— What to produce —
Locate every line that holds the string "rheumatic" and copy it.

— Raw records —
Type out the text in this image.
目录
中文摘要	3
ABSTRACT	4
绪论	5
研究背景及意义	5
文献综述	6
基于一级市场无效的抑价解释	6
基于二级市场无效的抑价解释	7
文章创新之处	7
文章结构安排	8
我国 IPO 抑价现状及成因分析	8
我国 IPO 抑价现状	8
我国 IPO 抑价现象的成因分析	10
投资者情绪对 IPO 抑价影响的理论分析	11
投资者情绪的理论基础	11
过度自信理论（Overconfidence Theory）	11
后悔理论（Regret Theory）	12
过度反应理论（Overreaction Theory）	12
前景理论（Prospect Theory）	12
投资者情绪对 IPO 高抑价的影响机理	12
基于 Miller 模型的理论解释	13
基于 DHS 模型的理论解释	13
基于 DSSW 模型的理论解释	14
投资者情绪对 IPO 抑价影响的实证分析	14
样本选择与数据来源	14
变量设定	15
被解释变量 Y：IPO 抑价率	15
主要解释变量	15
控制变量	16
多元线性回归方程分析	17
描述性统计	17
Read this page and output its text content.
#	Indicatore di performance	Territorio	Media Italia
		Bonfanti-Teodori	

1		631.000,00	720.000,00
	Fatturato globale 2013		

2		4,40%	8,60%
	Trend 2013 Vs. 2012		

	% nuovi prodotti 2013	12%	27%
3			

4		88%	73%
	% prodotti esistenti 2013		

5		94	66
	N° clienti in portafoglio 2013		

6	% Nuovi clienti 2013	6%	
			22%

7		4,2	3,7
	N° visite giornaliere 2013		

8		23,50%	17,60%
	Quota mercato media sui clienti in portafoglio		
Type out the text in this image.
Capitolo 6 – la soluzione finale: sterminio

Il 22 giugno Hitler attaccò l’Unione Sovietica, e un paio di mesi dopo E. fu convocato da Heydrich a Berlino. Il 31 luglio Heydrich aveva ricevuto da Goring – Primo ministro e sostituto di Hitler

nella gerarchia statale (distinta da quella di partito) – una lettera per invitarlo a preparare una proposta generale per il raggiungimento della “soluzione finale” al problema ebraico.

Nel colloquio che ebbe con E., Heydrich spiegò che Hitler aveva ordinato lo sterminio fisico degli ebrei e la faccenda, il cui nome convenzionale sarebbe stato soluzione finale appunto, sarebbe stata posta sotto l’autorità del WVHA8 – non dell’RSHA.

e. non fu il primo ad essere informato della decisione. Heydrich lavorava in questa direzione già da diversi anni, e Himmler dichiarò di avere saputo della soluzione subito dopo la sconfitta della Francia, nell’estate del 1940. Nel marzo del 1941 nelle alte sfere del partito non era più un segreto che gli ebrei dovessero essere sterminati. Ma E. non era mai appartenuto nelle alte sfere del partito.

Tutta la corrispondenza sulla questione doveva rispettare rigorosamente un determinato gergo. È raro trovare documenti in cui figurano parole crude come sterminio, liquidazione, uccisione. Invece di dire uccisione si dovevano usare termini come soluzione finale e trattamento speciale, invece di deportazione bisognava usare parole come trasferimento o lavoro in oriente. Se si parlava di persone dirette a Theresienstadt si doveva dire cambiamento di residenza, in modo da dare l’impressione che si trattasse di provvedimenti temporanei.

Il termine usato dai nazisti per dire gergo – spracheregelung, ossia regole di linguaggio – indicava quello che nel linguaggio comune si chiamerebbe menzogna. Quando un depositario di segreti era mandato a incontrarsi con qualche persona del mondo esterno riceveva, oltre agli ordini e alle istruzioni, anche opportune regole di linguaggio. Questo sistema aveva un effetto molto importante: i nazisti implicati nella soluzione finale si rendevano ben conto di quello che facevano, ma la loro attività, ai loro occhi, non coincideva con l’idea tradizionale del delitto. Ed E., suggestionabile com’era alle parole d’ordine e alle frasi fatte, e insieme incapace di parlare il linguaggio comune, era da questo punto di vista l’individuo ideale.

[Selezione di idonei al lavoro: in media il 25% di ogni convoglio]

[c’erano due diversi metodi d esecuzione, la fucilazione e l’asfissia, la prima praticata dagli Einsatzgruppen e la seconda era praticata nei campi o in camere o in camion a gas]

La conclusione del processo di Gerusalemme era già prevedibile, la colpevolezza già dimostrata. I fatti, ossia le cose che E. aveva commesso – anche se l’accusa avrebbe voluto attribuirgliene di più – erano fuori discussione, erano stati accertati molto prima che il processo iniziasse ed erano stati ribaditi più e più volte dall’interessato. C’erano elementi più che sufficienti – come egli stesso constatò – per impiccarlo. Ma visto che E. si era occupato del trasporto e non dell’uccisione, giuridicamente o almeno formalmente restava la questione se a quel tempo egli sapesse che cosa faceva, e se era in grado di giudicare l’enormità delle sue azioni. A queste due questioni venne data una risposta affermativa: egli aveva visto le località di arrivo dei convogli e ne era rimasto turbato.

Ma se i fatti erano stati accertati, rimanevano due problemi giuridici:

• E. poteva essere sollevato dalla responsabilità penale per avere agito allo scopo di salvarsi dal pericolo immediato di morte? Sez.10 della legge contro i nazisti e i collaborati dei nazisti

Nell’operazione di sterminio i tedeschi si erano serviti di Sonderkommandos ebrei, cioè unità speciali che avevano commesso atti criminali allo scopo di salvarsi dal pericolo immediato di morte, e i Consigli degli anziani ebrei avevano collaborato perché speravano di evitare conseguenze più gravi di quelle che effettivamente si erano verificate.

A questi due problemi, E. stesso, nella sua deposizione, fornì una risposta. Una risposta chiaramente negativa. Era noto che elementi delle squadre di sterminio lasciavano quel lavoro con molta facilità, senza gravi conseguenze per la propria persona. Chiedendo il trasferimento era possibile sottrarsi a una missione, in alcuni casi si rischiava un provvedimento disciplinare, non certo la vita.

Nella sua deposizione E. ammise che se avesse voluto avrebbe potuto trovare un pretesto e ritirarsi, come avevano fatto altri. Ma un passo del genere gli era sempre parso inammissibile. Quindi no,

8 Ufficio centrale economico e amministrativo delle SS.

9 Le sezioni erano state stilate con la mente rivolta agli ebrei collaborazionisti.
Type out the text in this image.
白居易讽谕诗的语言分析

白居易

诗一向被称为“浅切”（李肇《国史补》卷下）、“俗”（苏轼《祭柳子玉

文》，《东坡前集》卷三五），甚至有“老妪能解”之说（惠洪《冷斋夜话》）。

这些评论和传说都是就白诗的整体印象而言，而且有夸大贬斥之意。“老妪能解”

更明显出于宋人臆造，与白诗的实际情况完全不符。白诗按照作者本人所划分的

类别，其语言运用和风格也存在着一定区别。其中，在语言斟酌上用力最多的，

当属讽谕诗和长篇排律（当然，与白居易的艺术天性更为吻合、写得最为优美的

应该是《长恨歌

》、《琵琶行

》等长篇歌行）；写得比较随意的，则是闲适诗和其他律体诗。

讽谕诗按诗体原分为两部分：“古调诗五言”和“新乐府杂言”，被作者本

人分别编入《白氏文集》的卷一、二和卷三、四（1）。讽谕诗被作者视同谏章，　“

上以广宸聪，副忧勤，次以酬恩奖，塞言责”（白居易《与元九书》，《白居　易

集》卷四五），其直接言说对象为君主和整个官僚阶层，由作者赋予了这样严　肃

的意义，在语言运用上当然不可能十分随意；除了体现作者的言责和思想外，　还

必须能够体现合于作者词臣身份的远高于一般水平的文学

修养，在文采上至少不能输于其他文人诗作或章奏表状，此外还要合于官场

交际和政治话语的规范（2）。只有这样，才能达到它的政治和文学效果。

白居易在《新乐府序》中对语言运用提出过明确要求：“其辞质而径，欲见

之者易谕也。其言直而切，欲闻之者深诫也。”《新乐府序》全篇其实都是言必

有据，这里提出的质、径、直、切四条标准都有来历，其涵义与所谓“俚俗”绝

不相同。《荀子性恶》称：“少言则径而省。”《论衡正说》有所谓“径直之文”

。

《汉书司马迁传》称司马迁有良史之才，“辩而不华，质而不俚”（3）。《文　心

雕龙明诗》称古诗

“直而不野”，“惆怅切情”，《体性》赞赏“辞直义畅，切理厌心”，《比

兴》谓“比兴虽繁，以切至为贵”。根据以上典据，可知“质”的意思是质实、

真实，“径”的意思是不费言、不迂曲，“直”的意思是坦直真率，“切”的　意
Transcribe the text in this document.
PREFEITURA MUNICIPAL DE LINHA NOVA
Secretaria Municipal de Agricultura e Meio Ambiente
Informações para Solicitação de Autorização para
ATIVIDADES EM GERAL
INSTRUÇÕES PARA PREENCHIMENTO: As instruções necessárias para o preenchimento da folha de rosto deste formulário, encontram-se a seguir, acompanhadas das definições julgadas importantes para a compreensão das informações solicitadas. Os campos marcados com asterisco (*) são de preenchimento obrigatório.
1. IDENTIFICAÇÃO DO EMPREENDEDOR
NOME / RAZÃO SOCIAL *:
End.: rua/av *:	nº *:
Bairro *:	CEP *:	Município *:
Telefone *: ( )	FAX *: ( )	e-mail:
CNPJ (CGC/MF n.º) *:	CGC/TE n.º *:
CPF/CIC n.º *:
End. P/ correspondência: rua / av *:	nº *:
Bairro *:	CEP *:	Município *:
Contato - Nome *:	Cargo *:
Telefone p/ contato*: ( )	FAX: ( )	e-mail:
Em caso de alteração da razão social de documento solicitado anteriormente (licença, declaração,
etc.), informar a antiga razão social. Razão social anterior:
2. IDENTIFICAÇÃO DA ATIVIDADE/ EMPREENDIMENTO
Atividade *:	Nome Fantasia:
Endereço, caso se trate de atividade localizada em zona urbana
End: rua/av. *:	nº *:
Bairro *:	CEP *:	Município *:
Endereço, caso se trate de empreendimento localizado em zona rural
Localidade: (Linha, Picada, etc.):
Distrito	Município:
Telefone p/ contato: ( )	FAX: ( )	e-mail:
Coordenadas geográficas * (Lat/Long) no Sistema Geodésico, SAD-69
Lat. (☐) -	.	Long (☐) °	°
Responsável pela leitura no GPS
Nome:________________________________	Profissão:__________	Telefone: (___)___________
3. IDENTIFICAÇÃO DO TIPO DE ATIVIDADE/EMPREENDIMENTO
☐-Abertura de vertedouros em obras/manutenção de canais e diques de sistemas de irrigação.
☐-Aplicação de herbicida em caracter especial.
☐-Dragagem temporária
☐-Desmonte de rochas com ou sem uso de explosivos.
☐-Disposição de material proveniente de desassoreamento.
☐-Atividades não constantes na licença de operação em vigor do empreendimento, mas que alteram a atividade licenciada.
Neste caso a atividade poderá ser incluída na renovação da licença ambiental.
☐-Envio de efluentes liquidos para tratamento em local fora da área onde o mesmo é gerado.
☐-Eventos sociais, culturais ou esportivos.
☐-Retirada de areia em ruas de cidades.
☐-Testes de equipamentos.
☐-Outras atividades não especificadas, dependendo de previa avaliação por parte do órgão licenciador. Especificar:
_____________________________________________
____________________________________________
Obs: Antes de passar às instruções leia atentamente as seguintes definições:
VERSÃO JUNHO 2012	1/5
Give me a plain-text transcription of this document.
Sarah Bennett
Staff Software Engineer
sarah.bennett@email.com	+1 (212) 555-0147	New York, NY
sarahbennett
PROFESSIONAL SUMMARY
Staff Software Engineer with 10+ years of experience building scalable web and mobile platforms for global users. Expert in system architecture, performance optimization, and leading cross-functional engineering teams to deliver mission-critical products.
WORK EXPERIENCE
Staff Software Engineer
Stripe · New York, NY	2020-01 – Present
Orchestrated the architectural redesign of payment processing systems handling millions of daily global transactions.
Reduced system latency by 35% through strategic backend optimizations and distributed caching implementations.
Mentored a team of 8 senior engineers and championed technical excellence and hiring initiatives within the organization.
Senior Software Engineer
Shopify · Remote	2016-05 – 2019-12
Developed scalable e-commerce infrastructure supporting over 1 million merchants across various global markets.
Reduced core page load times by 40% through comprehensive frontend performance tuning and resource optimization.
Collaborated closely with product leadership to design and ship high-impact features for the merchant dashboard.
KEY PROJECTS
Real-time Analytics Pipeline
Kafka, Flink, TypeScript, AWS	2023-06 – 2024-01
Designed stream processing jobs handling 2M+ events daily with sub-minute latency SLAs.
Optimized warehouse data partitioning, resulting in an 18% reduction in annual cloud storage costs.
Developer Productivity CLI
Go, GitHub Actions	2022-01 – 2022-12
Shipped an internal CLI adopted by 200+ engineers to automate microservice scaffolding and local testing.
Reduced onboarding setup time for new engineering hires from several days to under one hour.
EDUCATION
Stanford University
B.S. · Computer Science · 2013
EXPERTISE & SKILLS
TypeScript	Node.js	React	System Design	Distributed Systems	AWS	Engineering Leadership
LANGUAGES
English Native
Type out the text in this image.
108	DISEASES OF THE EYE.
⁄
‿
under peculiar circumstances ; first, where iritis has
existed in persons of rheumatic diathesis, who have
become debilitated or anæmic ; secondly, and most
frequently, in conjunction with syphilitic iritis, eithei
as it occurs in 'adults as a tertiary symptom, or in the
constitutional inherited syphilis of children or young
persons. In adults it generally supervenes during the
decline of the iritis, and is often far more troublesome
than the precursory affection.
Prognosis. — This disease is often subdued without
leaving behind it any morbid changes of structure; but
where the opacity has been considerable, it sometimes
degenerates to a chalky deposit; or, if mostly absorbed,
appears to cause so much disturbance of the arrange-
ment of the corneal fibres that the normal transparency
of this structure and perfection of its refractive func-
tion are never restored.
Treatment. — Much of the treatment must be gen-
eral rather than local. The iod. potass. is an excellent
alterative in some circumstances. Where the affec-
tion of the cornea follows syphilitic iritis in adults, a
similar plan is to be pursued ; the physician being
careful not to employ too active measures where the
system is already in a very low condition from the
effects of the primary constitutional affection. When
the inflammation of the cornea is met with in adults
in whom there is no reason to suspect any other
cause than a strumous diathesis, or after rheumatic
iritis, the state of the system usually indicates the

— Completed task —
existed in persons of rheumatic diathesis, who have
cause than a strumous diathesis, or after rheumatic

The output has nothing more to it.